▶ OBJECTIVE:
Copy out each line of the data that holds the word "from".

****

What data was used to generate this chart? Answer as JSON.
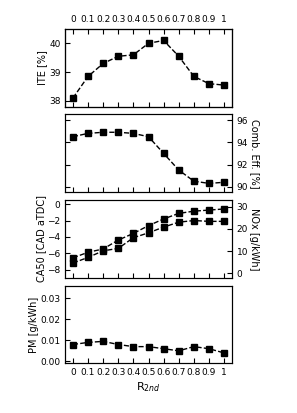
{
  "x": [
    0,
    0.1,
    0.2,
    0.3,
    0.4,
    0.5,
    0.6,
    0.7,
    0.8,
    0.9,
    1.0
  ],
  "ITE": [
    38.1,
    38.85,
    39.3,
    39.55,
    39.6,
    40.0,
    40.1,
    39.55,
    38.85,
    38.6,
    38.55
  ],
  "CombEff": [
    94.5,
    94.8,
    94.9,
    94.9,
    94.8,
    94.5,
    93.0,
    91.5,
    90.5,
    90.3,
    90.4
  ],
  "CA50": [
    -7.2,
    -6.5,
    -5.7,
    -5.4,
    -4.1,
    -3.5,
    -2.8,
    -2.2,
    -2.0,
    -2.1,
    -2.1
  ],
  "NOx": [
    7.0,
    9.5,
    11.0,
    15.0,
    18.0,
    21.5,
    24.5,
    27.0,
    28.0,
    28.5,
    29.0
  ],
  "PM": [
    0.008,
    0.009,
    0.0095,
    0.008,
    0.007,
    0.007,
    0.006,
    0.005,
    0.007,
    0.006,
    0.004
  ],
  "ITE_ylim": [
    37.8,
    40.5
  ],
  "ITE_yticks": [
    38,
    39,
    40
  ],
  "CombEff_ylim": [
    89.5,
    96.5
  ],
  "CombEff_yticks": [
    90,
    92,
    94,
    96
  ],
  "CA50_ylim": [
    -9.0,
    0.5
  ],
  "CA50_yticks": [
    -8,
    -6,
    -4,
    -2,
    0
  ],
  "NOx_ylim": [
    -2,
    33
  ],
  "NOx_yticks": [
    0,
    10,
    20,
    30
  ],
  "PM_ylim": [
    -0.001,
    0.036
  ],
  "PM_yticks": [
    0.0,
    0.01,
    0.02,
    0.03
  ],
  "xlim": [
    -0.05,
    1.05
  ],
  "xticks": [
    0,
    0.1,
    0.2,
    0.3,
    0.4,
    0.5,
    0.6,
    0.7,
    0.8,
    0.9,
    1.0
  ],
  "xtick_labels": [
    "0",
    "0.1",
    "0.2",
    "0.3",
    "0.4",
    "0.5",
    "0.6",
    "0.7",
    "0.8",
    "0.9",
    "1"
  ],
  "xlabel": "R$_{2nd}$",
  "ylabel_ITE": "ITE [%]",
  "ylabel_CombEff": "Comb. Eff. [%]",
  "ylabel_CA50": "CA50 [CAD aTDC]",
  "ylabel_NOx": "NOx [g/kWh]",
  "ylabel_PM": "PM [g/kWh]",
  "markersize": 4,
  "linewidth": 1.0,
  "color": "black",
  "linestyle": "--"
}
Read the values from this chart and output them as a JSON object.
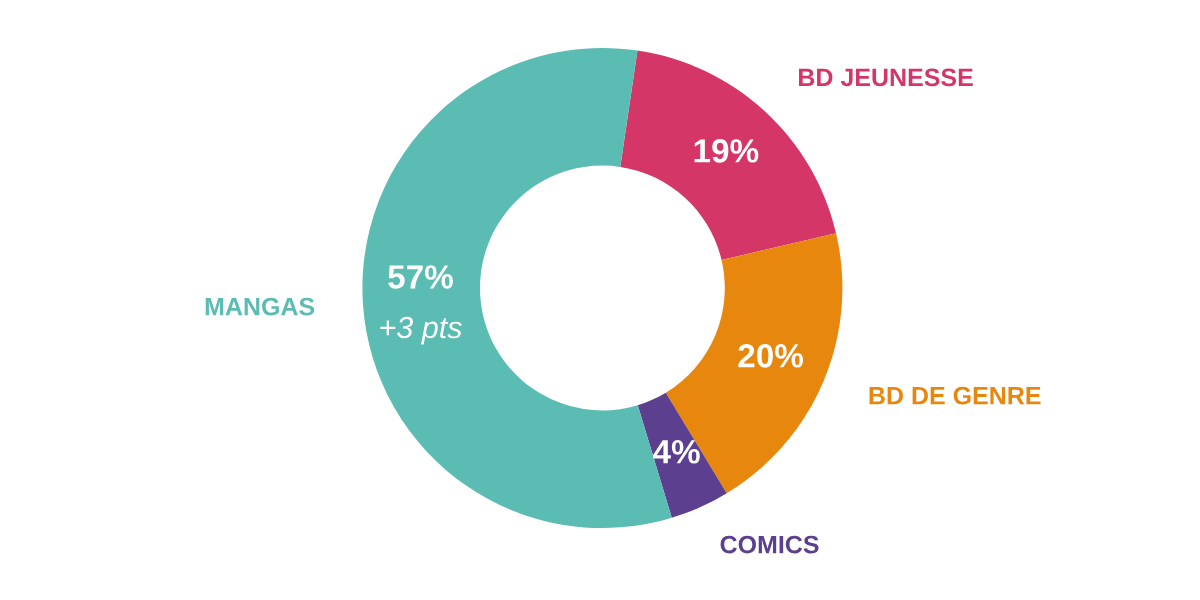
{
  "chart_data": {
    "type": "donut",
    "categories": [
      "BD JEUNESSE",
      "BD DE GENRE",
      "COMICS",
      "MANGAS"
    ],
    "values": [
      19,
      20,
      4,
      57
    ],
    "colors": [
      "#d43767",
      "#e8870e",
      "#5c3f8e",
      "#5bbcb3"
    ],
    "value_labels": [
      "19%",
      "20%",
      "4%",
      "57%"
    ],
    "annotations": [
      {
        "text": "+3 pts",
        "x": "MANGAS"
      }
    ]
  }
}
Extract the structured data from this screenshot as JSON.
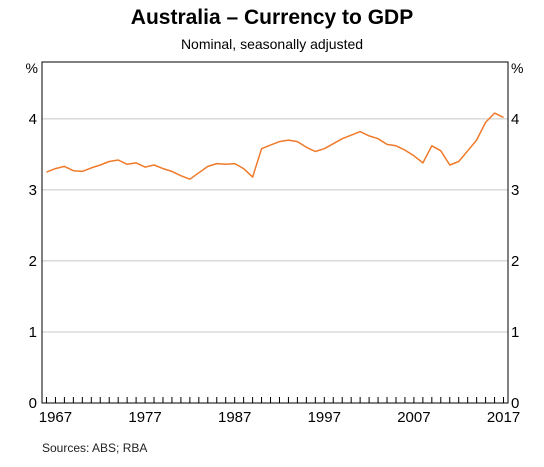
{
  "chart_data": {
    "type": "line",
    "title": "Australia – Currency to GDP",
    "subtitle": "Nominal, seasonally adjusted",
    "ylabel_left": "%",
    "ylabel_right": "%",
    "ylim": [
      0,
      4.8
    ],
    "yticks": [
      0,
      1,
      2,
      3,
      4
    ],
    "xlim": [
      1965.5,
      2017.5
    ],
    "xticks": [
      1967,
      1977,
      1987,
      1997,
      2007,
      2017
    ],
    "grid": true,
    "line_color": "#f07a2a",
    "series": [
      {
        "x": [
          1966,
          1967,
          1968,
          1969,
          1970,
          1971,
          1972,
          1973,
          1974,
          1975,
          1976,
          1977,
          1978,
          1979,
          1980,
          1981,
          1982,
          1983,
          1984,
          1985,
          1986,
          1987,
          1988,
          1989,
          1990,
          1991,
          1992,
          1993,
          1994,
          1995,
          1996,
          1997,
          1998,
          1999,
          2000,
          2001,
          2002,
          2003,
          2004,
          2005,
          2006,
          2007,
          2008,
          2009,
          2010,
          2011,
          2012,
          2013,
          2014,
          2015,
          2016,
          2017
        ],
        "y": [
          3.25,
          3.3,
          3.33,
          3.27,
          3.26,
          3.31,
          3.35,
          3.4,
          3.42,
          3.36,
          3.38,
          3.32,
          3.35,
          3.3,
          3.26,
          3.2,
          3.15,
          3.24,
          3.33,
          3.37,
          3.36,
          3.37,
          3.3,
          3.18,
          3.58,
          3.63,
          3.68,
          3.7,
          3.68,
          3.6,
          3.54,
          3.58,
          3.65,
          3.72,
          3.77,
          3.82,
          3.76,
          3.72,
          3.64,
          3.62,
          3.56,
          3.48,
          3.38,
          3.62,
          3.55,
          3.35,
          3.4,
          3.55,
          3.7,
          3.95,
          4.08,
          4.02
        ]
      }
    ]
  },
  "sources": "Sources:  ABS; RBA"
}
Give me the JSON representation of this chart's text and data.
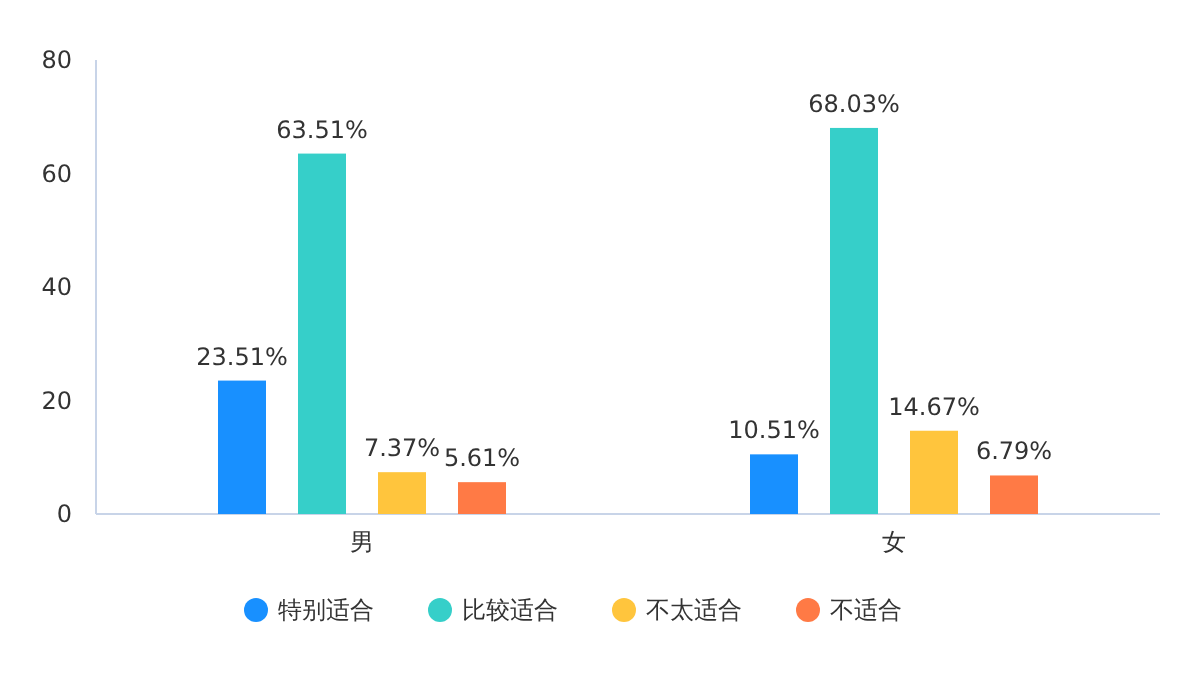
{
  "chart_data": {
    "type": "bar",
    "categories": [
      "男",
      "女"
    ],
    "series": [
      {
        "name": "特别适合",
        "color": "#1890ff",
        "values": [
          23.51,
          10.51
        ],
        "value_labels": [
          "23.51%",
          "10.51%"
        ]
      },
      {
        "name": "比较适合",
        "color": "#36cfc9",
        "values": [
          63.51,
          68.03
        ],
        "value_labels": [
          "63.51%",
          "68.03%"
        ]
      },
      {
        "name": "不太适合",
        "color": "#ffc53d",
        "values": [
          7.37,
          14.67
        ],
        "value_labels": [
          "7.37%",
          "14.67%"
        ]
      },
      {
        "name": "不适合",
        "color": "#ff7a45",
        "values": [
          5.61,
          6.79
        ],
        "value_labels": [
          "5.61%",
          "6.79%"
        ]
      }
    ],
    "ylim": [
      0,
      80
    ],
    "yticks": [
      0,
      20,
      40,
      60,
      80
    ],
    "grid": false,
    "legend": "bottom"
  }
}
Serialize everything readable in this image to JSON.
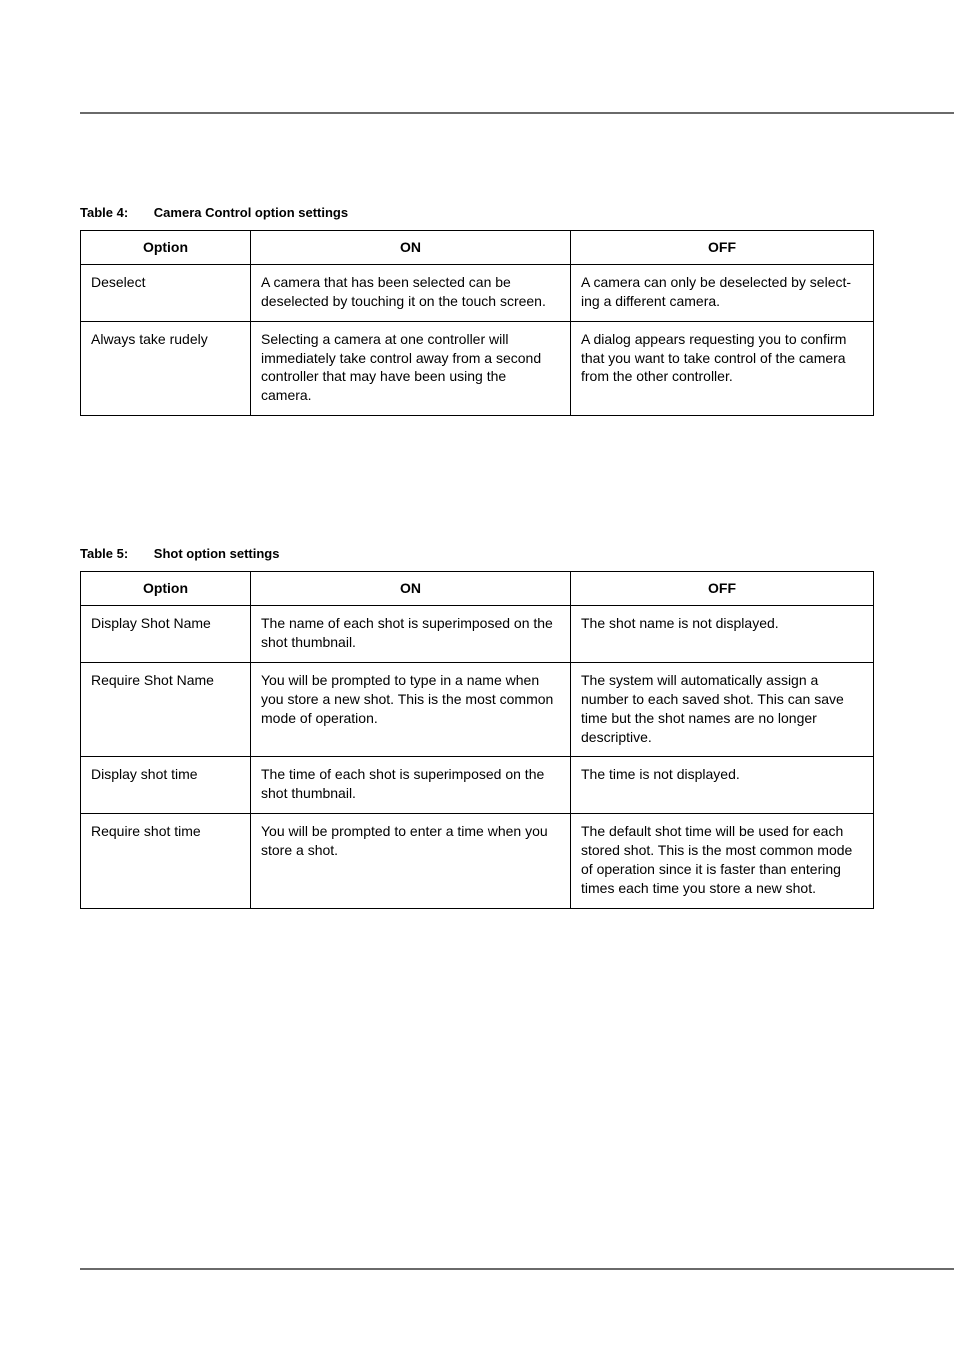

****

▶ CORRECT ANSWER:
Read the values from this chart and output them as a JSON object.
Extract the structured data from this screenshot as JSON.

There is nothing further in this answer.